■ Brief:
Copy down every line where the string "Bières" shows up.

■ Excerpted data:
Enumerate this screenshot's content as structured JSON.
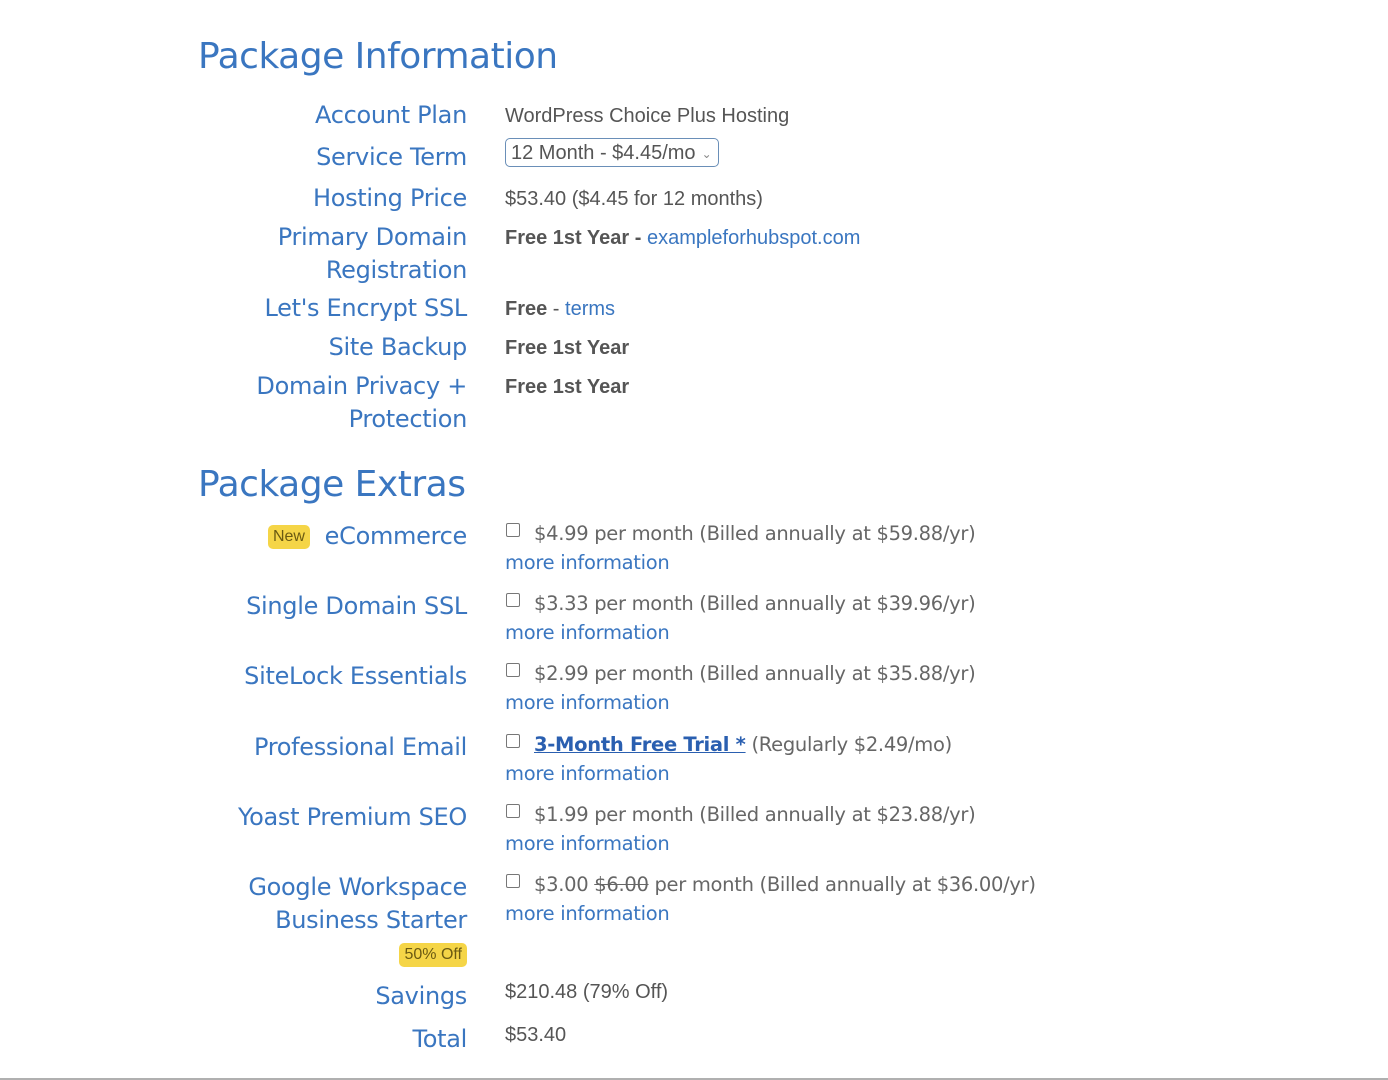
{
  "package_information": {
    "title": "Package Information",
    "rows": {
      "account_plan": {
        "label": "Account Plan",
        "value": "WordPress Choice Plus Hosting"
      },
      "service_term": {
        "label": "Service Term",
        "selected": "12 Month - $4.45/mo",
        "icon": "chevron-down-icon"
      },
      "hosting_price": {
        "label": "Hosting Price",
        "value": "$53.40 ($4.45 for 12 months)"
      },
      "primary_domain": {
        "label_line1": "Primary Domain",
        "label_line2": "Registration",
        "value_bold": "Free 1st Year -",
        "link": "exampleforhubspot.com"
      },
      "ssl": {
        "label": "Let's Encrypt SSL",
        "value_bold": "Free",
        "separator": " - ",
        "link": "terms"
      },
      "site_backup": {
        "label": "Site Backup",
        "value_bold": "Free 1st Year"
      },
      "domain_privacy": {
        "label_line1": "Domain Privacy +",
        "label_line2": "Protection",
        "value_bold": "Free 1st Year"
      }
    }
  },
  "package_extras": {
    "title": "Package Extras",
    "more_info_label": "more information",
    "items": [
      {
        "label": "eCommerce",
        "badge": "New",
        "checked": false,
        "price_text": "$4.99 per month (Billed annually at $59.88/yr)"
      },
      {
        "label": "Single Domain SSL",
        "checked": false,
        "price_text": "$3.33 per month (Billed annually at $39.96/yr)"
      },
      {
        "label": "SiteLock Essentials",
        "checked": false,
        "price_text": "$2.99 per month (Billed annually at $35.88/yr)"
      },
      {
        "label": "Professional Email",
        "checked": false,
        "trial_link": "3-Month Free Trial *",
        "price_text": " (Regularly $2.49/mo)"
      },
      {
        "label": "Yoast Premium SEO",
        "checked": false,
        "price_text": "$1.99 per month (Billed annually at $23.88/yr)"
      },
      {
        "label_line1": "Google Workspace",
        "label_line2": "Business Starter",
        "badge": "50% Off",
        "checked": false,
        "price_new": "$3.00",
        "price_old": "$6.00",
        "price_text": " per month (Billed annually at $36.00/yr)"
      }
    ]
  },
  "summary": {
    "savings": {
      "label": "Savings",
      "value": "$210.48 (79% Off)"
    },
    "total": {
      "label": "Total",
      "value": "$53.40"
    }
  },
  "colors": {
    "accent": "#3a76c0",
    "badge": "#f5d547",
    "text": "#555555"
  }
}
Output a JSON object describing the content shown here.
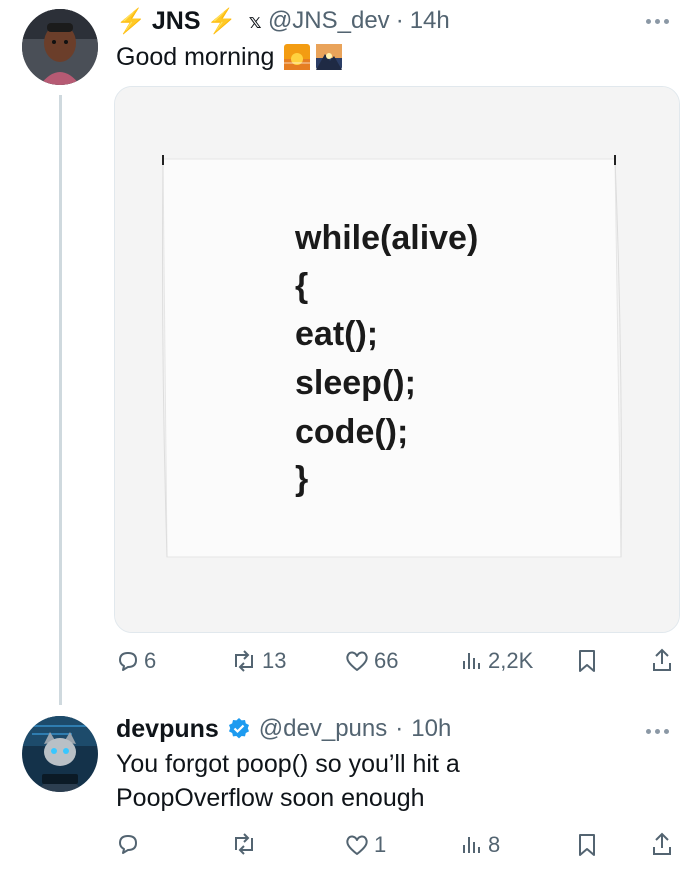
{
  "tweet": {
    "display_name": "JNS",
    "badge_emoji": "⚡",
    "x_mark": "𝕩",
    "handle": "@JNS_dev",
    "separator": "·",
    "time": "14h",
    "text": "Good morning",
    "media_code": [
      "while(alive)",
      "{",
      "eat();",
      "sleep();",
      "code();",
      "}"
    ],
    "actions": {
      "replies": "6",
      "reposts": "13",
      "likes": "66",
      "views": "2,2K"
    }
  },
  "reply": {
    "display_name": "devpuns",
    "handle": "@dev_puns",
    "separator": "·",
    "time": "10h",
    "text_line1": "You forgot poop() so you’ll hit a",
    "text_line2": "PoopOverflow soon enough",
    "actions": {
      "replies": "",
      "reposts": "",
      "likes": "1",
      "views": "8"
    }
  },
  "colors": {
    "verified": "#1d9bf0",
    "lightning": "#f7b500",
    "muted": "#536471"
  },
  "icons": [
    "reply-icon",
    "repost-icon",
    "like-icon",
    "views-icon",
    "bookmark-icon",
    "share-icon",
    "more-icon",
    "verified-icon"
  ]
}
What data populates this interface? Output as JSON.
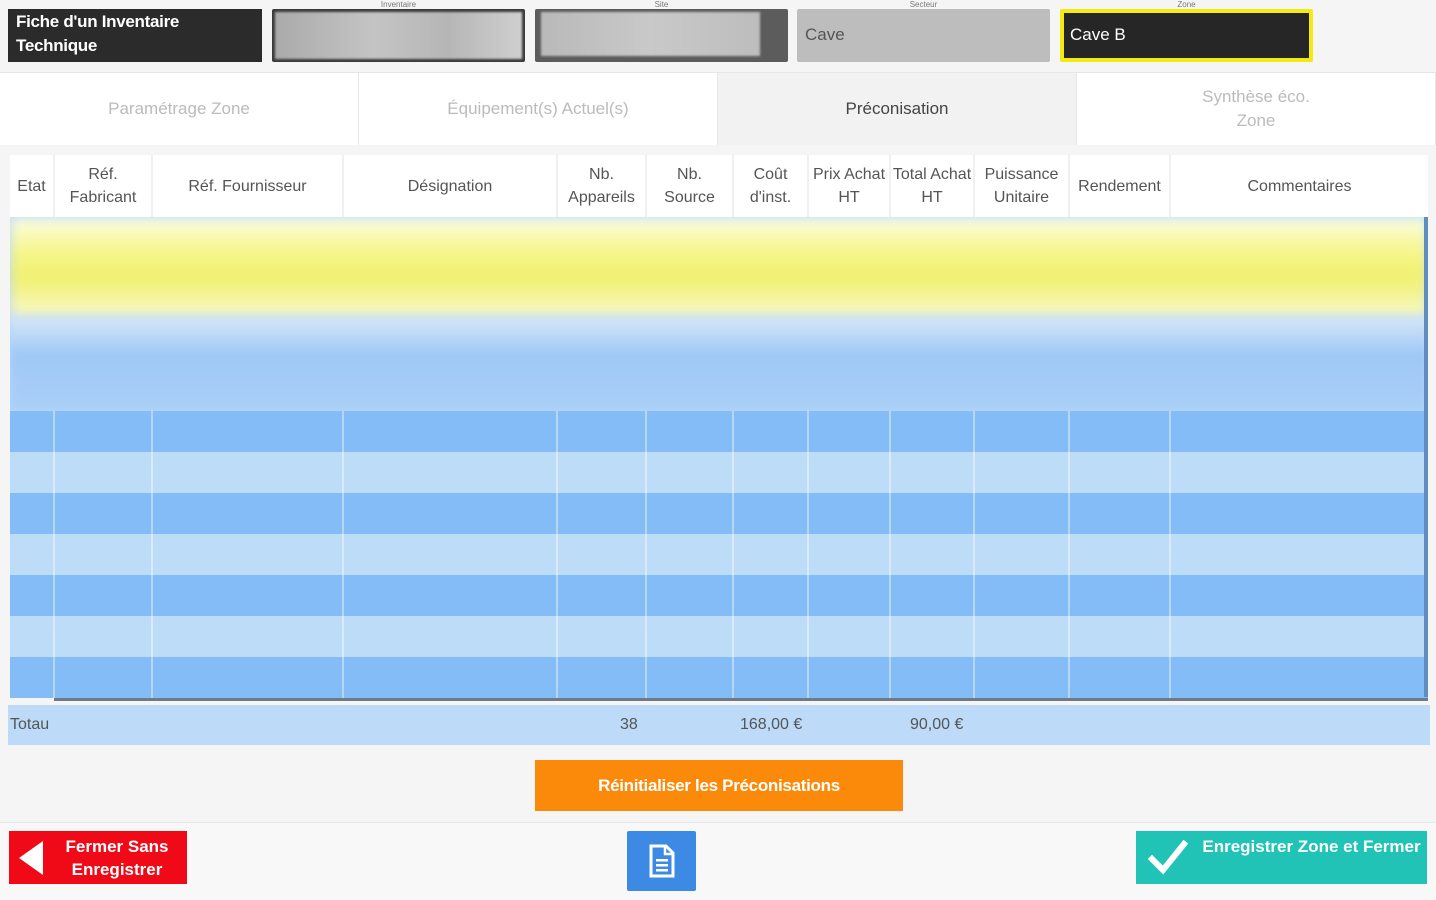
{
  "header": {
    "title": "Fiche d'un Inventaire Technique",
    "inventaire_caption": "Inventaire",
    "site_caption": "Site",
    "secteur_caption": "Secteur",
    "secteur_value": "Cave",
    "zone_caption": "Zone",
    "zone_value": "Cave B"
  },
  "tabs": [
    {
      "label": "Paramétrage Zone"
    },
    {
      "label": "Équipement(s) Actuel(s)"
    },
    {
      "label": "Préconisation"
    },
    {
      "label": "Synthèse éco. Zone"
    }
  ],
  "table": {
    "columns": [
      "Etat",
      "Réf. Fabricant",
      "Réf. Fournisseur",
      "Désignation",
      "Nb. Appareils",
      "Nb. Source",
      "Coût d'inst.",
      "Prix Achat HT",
      "Total Achat HT",
      "Puissance Unitaire",
      "Rendement",
      "Commentaires"
    ]
  },
  "totals": {
    "label": "Totau",
    "nb_appareils": "38",
    "cout_inst": "168,00 €",
    "total_achat": "90,00 €"
  },
  "actions": {
    "reset_label": "Réinitialiser les Préconisations",
    "close_label": "Fermer Sans Enregistrer",
    "save_label": "Enregistrer Zone et Fermer"
  },
  "colors": {
    "accent_orange": "#fb8a0b",
    "close_red": "#f00a17",
    "save_teal": "#21c3b7",
    "doc_blue": "#3d8ae4",
    "zone_highlight": "#f2ea10"
  }
}
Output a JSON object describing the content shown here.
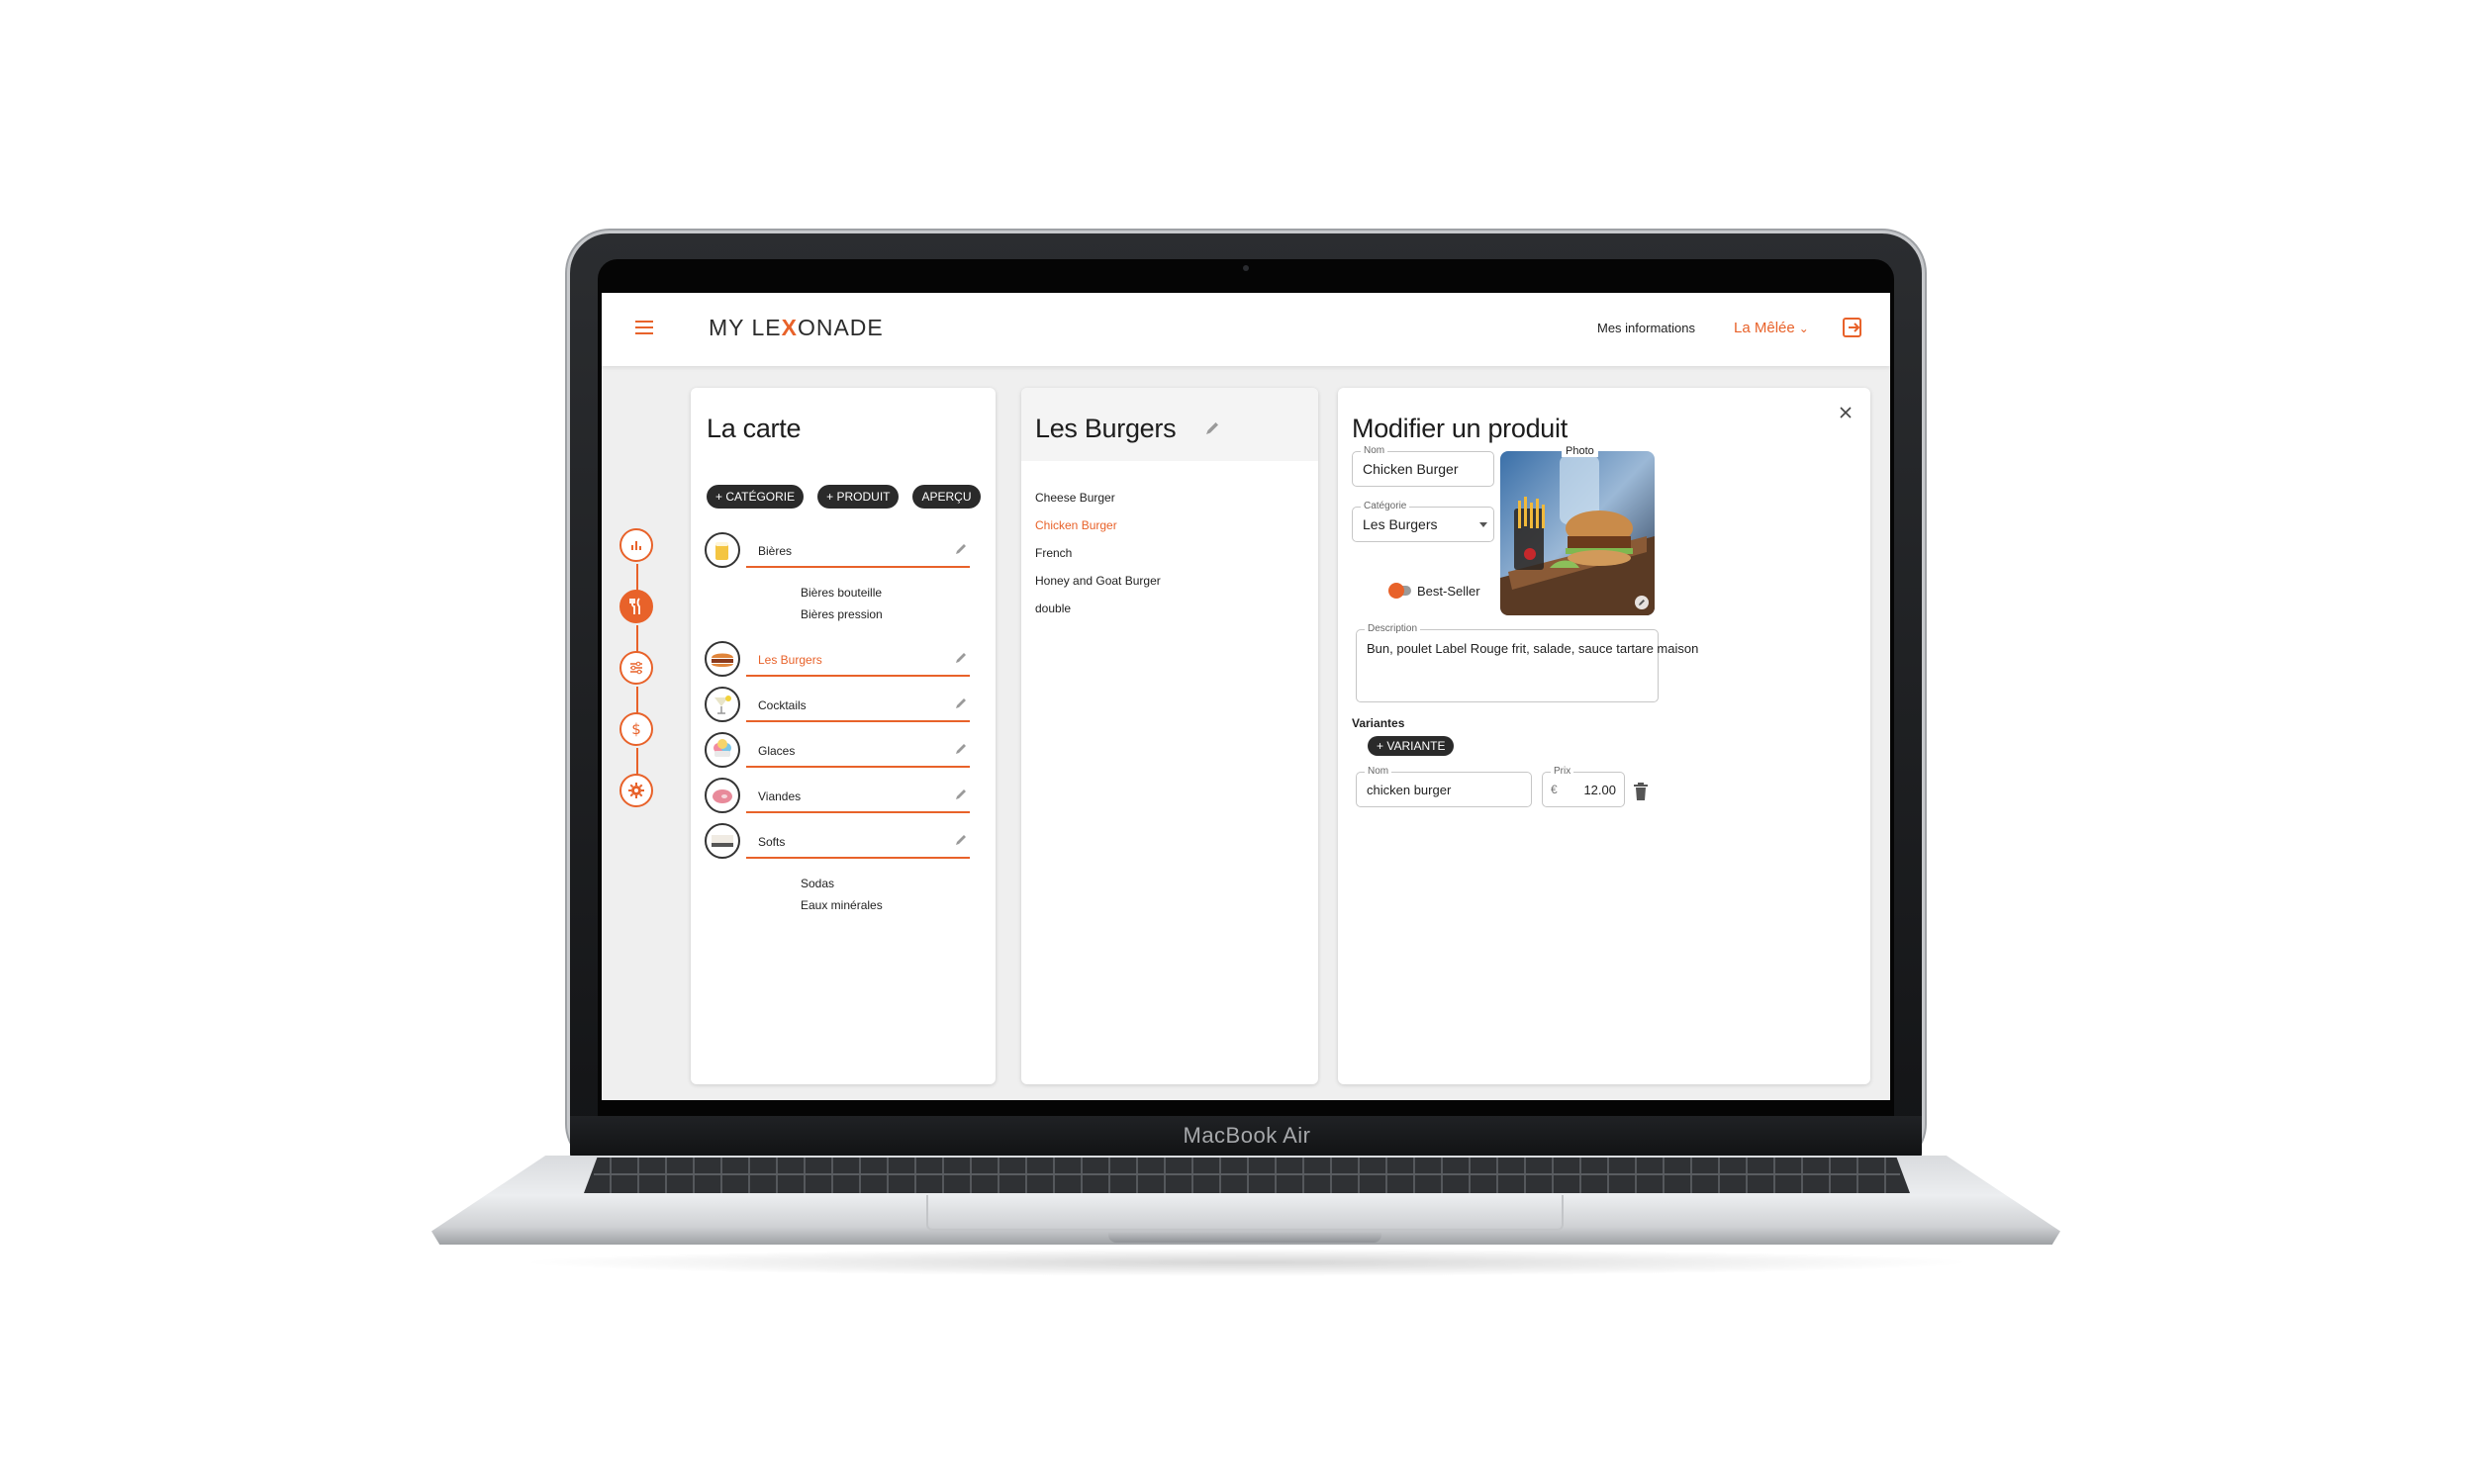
{
  "device": {
    "brand_label": "MacBook Air"
  },
  "colors": {
    "accent": "#e8622a",
    "chip_bg": "#2a2a2a",
    "panel_header_bg": "#f4f4f4"
  },
  "topbar": {
    "logo_prefix": "MY LE",
    "logo_mark": "X",
    "logo_suffix": "ONADE",
    "my_info_label": "Mes informations",
    "venue_label": "La Mêlée",
    "venue_chevron": "⌄"
  },
  "rail": {
    "icons": [
      "bar-chart-icon",
      "cutlery-icon",
      "sliders-icon",
      "dollar-icon",
      "gear-icon"
    ],
    "active_index": 1
  },
  "menu_panel": {
    "title": "La carte",
    "chips": [
      "+ CATÉGORIE",
      "+ PRODUIT",
      "APERÇU"
    ],
    "categories": [
      {
        "label": "Bières",
        "subcategories": [
          "Bières bouteille",
          "Bières pression"
        ]
      },
      {
        "label": "Les Burgers",
        "active": true
      },
      {
        "label": "Cocktails"
      },
      {
        "label": "Glaces"
      },
      {
        "label": "Viandes"
      },
      {
        "label": "Softs",
        "subcategories": [
          "Sodas",
          "Eaux minérales"
        ]
      }
    ]
  },
  "products_panel": {
    "title": "Les Burgers",
    "items": [
      "Cheese Burger",
      "Chicken Burger",
      "French",
      "Honey and Goat Burger",
      "double"
    ],
    "active_index": 1
  },
  "edit_panel": {
    "title": "Modifier un produit",
    "name_label": "Nom",
    "name_value": "Chicken Burger",
    "category_label": "Catégorie",
    "category_value": "Les Burgers",
    "photo_label": "Photo",
    "bestseller_label": "Best-Seller",
    "description_label": "Description",
    "description_value": "Bun, poulet Label Rouge frit, salade, sauce tartare maison",
    "variants_label": "Variantes",
    "add_variant_label": "+ VARIANTE",
    "variant": {
      "name_label": "Nom",
      "name_value": "chicken burger",
      "price_label": "Prix",
      "currency": "€",
      "price_value": "12.00"
    }
  }
}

■ Correct result:
        "label": "Bières",
          "Bières bouteille",
          "Bières pression"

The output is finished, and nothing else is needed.